Entries with figure data

(begin)

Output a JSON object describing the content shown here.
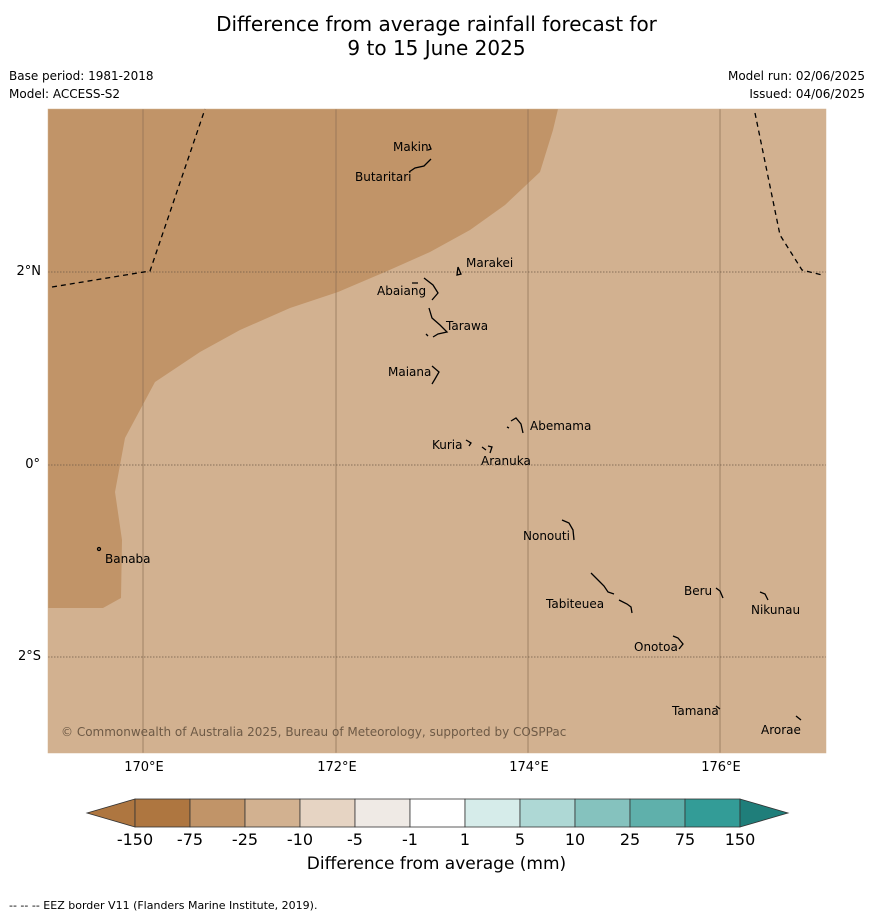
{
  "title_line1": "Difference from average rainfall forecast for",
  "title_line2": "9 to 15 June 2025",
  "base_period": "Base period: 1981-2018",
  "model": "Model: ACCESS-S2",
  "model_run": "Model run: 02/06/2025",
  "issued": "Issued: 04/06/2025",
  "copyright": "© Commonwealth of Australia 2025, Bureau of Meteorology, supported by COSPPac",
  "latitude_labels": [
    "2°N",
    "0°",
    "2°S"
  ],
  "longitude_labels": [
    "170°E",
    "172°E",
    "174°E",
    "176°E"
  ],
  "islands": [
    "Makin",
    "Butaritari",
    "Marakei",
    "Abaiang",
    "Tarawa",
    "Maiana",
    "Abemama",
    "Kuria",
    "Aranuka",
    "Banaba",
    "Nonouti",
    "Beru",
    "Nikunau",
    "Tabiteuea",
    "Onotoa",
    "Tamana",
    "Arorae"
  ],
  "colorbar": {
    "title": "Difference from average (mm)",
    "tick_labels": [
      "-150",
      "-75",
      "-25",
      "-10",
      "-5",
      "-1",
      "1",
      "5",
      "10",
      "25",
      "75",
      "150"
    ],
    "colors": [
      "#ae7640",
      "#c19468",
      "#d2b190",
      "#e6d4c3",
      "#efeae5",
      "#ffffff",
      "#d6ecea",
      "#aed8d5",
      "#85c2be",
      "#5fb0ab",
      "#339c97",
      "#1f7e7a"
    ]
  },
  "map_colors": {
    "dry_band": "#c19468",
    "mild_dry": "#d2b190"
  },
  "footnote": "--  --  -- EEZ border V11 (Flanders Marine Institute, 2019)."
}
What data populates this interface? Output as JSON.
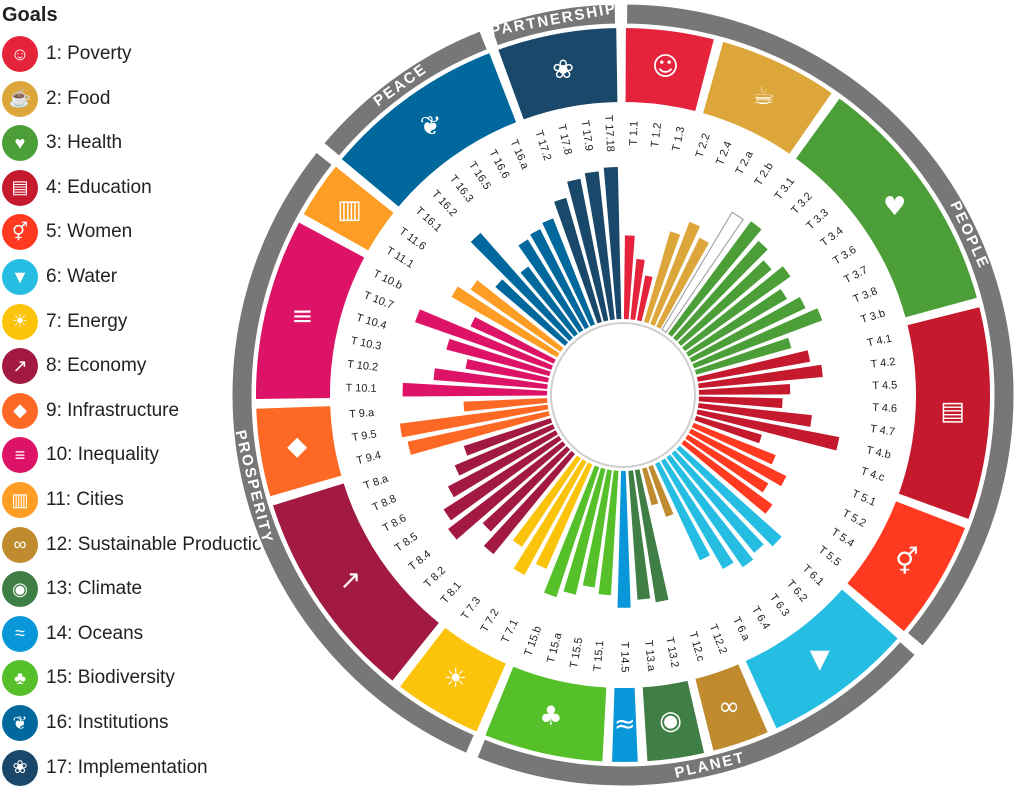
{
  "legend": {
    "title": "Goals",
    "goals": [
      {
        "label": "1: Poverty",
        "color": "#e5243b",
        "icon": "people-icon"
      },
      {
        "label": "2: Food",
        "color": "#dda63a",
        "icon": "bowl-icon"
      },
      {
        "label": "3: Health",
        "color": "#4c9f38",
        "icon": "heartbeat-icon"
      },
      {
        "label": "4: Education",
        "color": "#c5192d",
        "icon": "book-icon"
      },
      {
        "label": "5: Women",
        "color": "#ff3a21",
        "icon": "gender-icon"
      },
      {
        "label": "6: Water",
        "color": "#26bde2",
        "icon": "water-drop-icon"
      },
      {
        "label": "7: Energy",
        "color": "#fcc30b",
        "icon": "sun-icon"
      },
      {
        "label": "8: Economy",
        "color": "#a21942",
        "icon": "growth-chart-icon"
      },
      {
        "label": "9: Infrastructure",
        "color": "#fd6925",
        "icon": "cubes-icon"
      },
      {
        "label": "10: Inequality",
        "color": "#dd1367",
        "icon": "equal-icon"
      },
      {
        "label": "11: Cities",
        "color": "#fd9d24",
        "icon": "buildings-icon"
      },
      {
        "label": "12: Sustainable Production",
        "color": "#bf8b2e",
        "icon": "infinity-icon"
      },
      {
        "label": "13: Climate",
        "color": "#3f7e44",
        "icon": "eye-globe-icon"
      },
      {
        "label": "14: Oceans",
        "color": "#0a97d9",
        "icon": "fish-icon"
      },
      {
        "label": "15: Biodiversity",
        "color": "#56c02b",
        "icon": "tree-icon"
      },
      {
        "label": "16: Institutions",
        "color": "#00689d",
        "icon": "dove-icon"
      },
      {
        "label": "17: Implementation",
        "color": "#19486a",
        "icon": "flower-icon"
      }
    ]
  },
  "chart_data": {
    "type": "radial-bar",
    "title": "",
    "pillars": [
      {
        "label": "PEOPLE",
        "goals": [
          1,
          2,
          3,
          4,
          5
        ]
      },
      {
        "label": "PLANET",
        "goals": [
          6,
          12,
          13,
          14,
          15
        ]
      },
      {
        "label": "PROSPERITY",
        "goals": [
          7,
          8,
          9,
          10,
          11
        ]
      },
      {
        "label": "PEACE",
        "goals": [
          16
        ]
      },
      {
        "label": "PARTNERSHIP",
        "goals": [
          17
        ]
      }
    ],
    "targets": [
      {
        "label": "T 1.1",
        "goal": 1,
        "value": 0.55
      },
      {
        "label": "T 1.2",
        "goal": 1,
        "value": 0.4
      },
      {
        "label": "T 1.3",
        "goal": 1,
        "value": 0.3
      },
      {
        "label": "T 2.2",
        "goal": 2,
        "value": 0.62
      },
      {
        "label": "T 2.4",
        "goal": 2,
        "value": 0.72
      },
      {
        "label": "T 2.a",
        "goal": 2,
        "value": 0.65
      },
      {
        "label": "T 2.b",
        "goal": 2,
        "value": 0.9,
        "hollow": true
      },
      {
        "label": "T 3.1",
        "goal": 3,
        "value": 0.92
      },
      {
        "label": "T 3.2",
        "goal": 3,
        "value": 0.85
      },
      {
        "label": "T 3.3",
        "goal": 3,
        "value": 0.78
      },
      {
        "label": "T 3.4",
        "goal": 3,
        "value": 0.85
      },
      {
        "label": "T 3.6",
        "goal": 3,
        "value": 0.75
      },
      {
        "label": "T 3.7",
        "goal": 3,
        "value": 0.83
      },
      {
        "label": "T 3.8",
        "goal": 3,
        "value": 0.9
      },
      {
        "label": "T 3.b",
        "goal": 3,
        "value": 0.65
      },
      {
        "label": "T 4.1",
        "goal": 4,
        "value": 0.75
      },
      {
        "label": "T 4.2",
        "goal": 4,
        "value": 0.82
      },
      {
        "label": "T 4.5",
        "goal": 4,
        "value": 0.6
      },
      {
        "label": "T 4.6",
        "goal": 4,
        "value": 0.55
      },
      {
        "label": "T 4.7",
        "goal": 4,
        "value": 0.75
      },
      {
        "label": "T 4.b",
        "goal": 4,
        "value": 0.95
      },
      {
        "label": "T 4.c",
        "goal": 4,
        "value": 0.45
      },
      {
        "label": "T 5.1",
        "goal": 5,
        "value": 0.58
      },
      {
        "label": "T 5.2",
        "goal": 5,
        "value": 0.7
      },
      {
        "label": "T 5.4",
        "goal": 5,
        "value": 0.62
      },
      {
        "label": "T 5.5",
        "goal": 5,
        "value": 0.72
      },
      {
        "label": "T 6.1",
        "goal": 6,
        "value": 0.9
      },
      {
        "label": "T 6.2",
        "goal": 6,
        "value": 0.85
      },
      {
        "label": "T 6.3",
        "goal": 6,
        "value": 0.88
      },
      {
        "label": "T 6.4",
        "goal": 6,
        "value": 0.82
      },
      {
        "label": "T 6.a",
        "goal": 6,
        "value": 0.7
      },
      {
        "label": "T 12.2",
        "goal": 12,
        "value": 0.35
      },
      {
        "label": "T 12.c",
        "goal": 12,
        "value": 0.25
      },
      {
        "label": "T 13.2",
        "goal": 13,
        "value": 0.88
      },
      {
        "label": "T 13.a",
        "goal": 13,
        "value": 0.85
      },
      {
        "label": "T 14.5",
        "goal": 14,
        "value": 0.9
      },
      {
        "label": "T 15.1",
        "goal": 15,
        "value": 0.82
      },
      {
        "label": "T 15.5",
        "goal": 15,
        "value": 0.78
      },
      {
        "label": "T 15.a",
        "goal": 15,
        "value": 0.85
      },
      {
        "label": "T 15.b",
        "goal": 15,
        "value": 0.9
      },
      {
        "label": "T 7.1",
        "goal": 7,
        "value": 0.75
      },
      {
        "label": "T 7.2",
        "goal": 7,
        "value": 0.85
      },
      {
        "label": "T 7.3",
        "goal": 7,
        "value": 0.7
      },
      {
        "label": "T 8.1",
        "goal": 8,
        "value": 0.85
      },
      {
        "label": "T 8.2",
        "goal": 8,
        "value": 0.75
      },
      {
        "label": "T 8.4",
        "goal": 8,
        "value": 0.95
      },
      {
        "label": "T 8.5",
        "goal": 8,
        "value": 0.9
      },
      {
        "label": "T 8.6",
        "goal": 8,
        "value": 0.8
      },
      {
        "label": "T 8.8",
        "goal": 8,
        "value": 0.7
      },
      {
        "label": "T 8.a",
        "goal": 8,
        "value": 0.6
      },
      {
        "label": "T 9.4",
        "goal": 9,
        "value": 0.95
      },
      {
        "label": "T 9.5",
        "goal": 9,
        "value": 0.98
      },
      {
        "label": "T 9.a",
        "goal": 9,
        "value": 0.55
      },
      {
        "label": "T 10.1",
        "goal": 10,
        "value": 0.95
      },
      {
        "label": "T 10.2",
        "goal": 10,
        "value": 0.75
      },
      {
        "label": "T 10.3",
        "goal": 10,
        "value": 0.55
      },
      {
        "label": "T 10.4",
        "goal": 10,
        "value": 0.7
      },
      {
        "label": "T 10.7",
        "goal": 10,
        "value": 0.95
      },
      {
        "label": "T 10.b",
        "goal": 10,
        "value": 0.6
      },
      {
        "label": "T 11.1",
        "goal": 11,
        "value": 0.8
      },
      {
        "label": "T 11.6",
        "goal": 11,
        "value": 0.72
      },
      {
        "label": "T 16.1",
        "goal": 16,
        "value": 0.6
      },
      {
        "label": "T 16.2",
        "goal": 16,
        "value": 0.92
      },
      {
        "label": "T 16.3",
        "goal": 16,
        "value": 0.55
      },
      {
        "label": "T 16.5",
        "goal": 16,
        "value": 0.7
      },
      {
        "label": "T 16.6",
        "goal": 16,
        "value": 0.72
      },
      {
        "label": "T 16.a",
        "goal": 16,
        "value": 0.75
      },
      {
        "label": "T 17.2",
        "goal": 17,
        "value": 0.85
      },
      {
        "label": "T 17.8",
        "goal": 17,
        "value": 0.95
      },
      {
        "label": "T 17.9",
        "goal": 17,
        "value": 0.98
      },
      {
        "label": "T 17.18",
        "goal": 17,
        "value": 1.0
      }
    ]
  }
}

(end)

REQUIREMENT: Every line holding "JSON" should be copied out.

SOLUTION TO THE EXERCISE:
Output a JSON object describing the content shown here.
What data populates this interface? Output as JSON.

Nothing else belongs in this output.